▶ [TO BE DONE]:
Exactly reproduce the lines that follow.

— begin SUPPLIED RECORDS —

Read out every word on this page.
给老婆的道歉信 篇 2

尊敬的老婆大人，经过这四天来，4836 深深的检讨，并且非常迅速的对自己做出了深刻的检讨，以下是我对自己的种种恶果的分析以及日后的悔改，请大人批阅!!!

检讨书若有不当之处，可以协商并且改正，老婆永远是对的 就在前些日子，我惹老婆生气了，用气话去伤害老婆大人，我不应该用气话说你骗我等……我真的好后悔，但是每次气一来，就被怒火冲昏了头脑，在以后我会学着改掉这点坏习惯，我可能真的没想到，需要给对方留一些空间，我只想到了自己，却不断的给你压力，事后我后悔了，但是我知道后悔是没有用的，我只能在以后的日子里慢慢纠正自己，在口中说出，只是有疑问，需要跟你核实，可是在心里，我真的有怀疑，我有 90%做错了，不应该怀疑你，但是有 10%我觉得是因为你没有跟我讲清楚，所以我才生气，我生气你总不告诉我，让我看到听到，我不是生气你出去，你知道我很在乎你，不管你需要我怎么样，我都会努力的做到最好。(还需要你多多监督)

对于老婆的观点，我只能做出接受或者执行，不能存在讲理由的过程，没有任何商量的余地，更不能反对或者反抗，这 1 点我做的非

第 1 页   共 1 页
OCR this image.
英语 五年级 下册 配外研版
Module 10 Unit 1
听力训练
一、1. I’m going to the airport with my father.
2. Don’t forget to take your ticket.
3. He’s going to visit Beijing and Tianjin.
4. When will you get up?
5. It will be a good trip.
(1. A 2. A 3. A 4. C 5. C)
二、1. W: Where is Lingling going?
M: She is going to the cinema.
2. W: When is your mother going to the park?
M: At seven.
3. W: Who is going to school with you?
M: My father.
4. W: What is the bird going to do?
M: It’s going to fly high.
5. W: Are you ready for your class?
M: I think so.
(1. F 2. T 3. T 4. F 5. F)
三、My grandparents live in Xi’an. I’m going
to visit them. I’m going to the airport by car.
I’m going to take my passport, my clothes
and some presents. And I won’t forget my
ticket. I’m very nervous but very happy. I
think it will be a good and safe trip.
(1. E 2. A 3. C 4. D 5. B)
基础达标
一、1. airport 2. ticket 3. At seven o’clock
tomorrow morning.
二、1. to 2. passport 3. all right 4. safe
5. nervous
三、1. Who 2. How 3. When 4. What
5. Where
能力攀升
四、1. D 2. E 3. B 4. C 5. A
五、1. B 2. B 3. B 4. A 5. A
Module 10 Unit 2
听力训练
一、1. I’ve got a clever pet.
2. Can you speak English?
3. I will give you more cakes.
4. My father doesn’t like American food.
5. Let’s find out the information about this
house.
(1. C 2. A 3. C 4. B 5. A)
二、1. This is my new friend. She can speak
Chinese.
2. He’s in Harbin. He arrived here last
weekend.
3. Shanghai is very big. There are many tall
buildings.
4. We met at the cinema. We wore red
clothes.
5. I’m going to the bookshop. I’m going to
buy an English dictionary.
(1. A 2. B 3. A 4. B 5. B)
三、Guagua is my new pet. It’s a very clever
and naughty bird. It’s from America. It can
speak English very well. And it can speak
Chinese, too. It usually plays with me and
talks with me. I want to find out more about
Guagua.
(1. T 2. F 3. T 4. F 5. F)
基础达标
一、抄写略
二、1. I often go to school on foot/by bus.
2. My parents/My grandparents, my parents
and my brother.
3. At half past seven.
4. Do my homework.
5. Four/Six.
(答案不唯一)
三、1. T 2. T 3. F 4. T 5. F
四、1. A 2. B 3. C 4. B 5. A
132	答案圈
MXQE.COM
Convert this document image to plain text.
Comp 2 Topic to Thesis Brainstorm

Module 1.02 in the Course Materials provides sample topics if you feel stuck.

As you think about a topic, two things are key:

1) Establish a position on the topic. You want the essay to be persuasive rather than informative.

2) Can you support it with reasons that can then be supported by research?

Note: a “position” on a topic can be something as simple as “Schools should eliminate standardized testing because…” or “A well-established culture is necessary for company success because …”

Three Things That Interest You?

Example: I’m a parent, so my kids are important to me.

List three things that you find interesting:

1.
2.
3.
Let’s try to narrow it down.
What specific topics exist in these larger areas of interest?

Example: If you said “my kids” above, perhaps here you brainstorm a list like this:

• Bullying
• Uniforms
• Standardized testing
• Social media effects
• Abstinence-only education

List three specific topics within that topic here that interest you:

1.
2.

— end SUPPLIED RECORDS —

▶ [RESPONSE]:
Read out every word on this page.
给老婆的道歉信 篇 2

尊敬的老婆大人，经过这四天来，4836 深深的检讨，并且非常迅速的对自己做出了深刻的检讨，以下是我对自己的种种恶果的分析以及日后的悔改，请大人批阅!!!

检讨书若有不当之处，可以协商并且改正，老婆永远是对的 就在前些日子，我惹老婆生气了，用气话去伤害老婆大人，我不应该用气话说你骗我等……我真的好后悔，但是每次气一来，就被怒火冲昏了头脑，在以后我会学着改掉这点坏习惯，我可能真的没想到，需要给对方留一些空间，我只想到了自己，却不断的给你压力，事后我后悔了，但是我知道后悔是没有用的，我只能在以后的日子里慢慢纠正自己，在口中说出，只是有疑问，需要跟你核实，可是在心里，我真的有怀疑，我有 90%做错了，不应该怀疑你，但是有 10%我觉得是因为你没有跟我讲清楚，所以我才生气，我生气你总不告诉我，让我看到听到，我不是生气你出去，你知道我很在乎你，不管你需要我怎么样，我都会努力的做到最好。(还需要你多多监督)

对于老婆的观点，我只能做出接受或者执行，不能存在讲理由的过程，没有任何商量的余地，更不能反对或者反抗，这 1 点我做的非

第 1 页   共 1 页
OCR this image.
英语 五年级 下册 配外研版
Module 10 Unit 1
听力训练
一、1. I’m going to the airport with my father.
2. Don’t forget to take your ticket.
3. He’s going to visit Beijing and Tianjin.
4. When will you get up?
5. It will be a good trip.
(1. A 2. A 3. A 4. C 5. C)
二、1. W: Where is Lingling going?
M: She is going to the cinema.
2. W: When is your mother going to the park?
M: At seven.
3. W: Who is going to school with you?
M: My father.
4. W: What is the bird going to do?
M: It’s going to fly high.
5. W: Are you ready for your class?
M: I think so.
(1. F 2. T 3. T 4. F 5. F)
三、My grandparents live in Xi’an. I’m going
to visit them. I’m going to the airport by car.
I’m going to take my passport, my clothes
and some presents. And I won’t forget my
ticket. I’m very nervous but very happy. I
think it will be a good and safe trip.
(1. E 2. A 3. C 4. D 5. B)
基础达标
一、1. airport 2. ticket 3. At seven o’clock
tomorrow morning.
二、1. to 2. passport 3. all right 4. safe
5. nervous
三、1. Who 2. How 3. When 4. What
5. Where
能力攀升
四、1. D 2. E 3. B 4. C 5. A
五、1. B 2. B 3. B 4. A 5. A
Module 10 Unit 2
听力训练
一、1. I’ve got a clever pet.
2. Can you speak English?
3. I will give you more cakes.
4. My father doesn’t like American food.
5. Let’s find out the information about this
house.
(1. C 2. A 3. C 4. B 5. A)
二、1. This is my new friend. She can speak
Chinese.
2. He’s in Harbin. He arrived here last
weekend.
3. Shanghai is very big. There are many tall
buildings.
4. We met at the cinema. We wore red
clothes.
5. I’m going to the bookshop. I’m going to
buy an English dictionary.
(1. A 2. B 3. A 4. B 5. B)
三、Guagua is my new pet. It’s a very clever
and naughty bird. It’s from America. It can
speak English very well. And it can speak
Chinese, too. It usually plays with me and
talks with me. I want to find out more about
Guagua.
(1. T 2. F 3. T 4. F 5. F)
基础达标
一、抄写略
二、1. I often go to school on foot/by bus.
2. My parents/My grandparents, my parents
and my brother.
3. At half past seven.
4. Do my homework.
5. Four/Six.
(答案不唯一)
三、1. T 2. T 3. F 4. T 5. F
四、1. A 2. B 3. C 4. B 5. A
132	答案圈
MXQE.COM
Convert this document image to plain text.
Comp 2 Topic to Thesis Brainstorm

Module 1.02 in the Course Materials provides sample topics if you feel stuck.

As you think about a topic, two things are key:

1) Establish a position on the topic. You want the essay to be persuasive rather than informative.

2) Can you support it with reasons that can then be supported by research?

Note: a “position” on a topic can be something as simple as “Schools should eliminate standardized testing because…” or “A well-established culture is necessary for company success because …”

Three Things That Interest You?

Example: I’m a parent, so my kids are important to me.

List three things that you find interesting:

1.
2.
3.
Let’s try to narrow it down.
What specific topics exist in these larger areas of interest?

Example: If you said “my kids” above, perhaps here you brainstorm a list like this:

• Bullying
• Uniforms
• Standardized testing
• Social media effects
• Abstinence-only education

List three specific topics within that topic here that interest you:

1.
2.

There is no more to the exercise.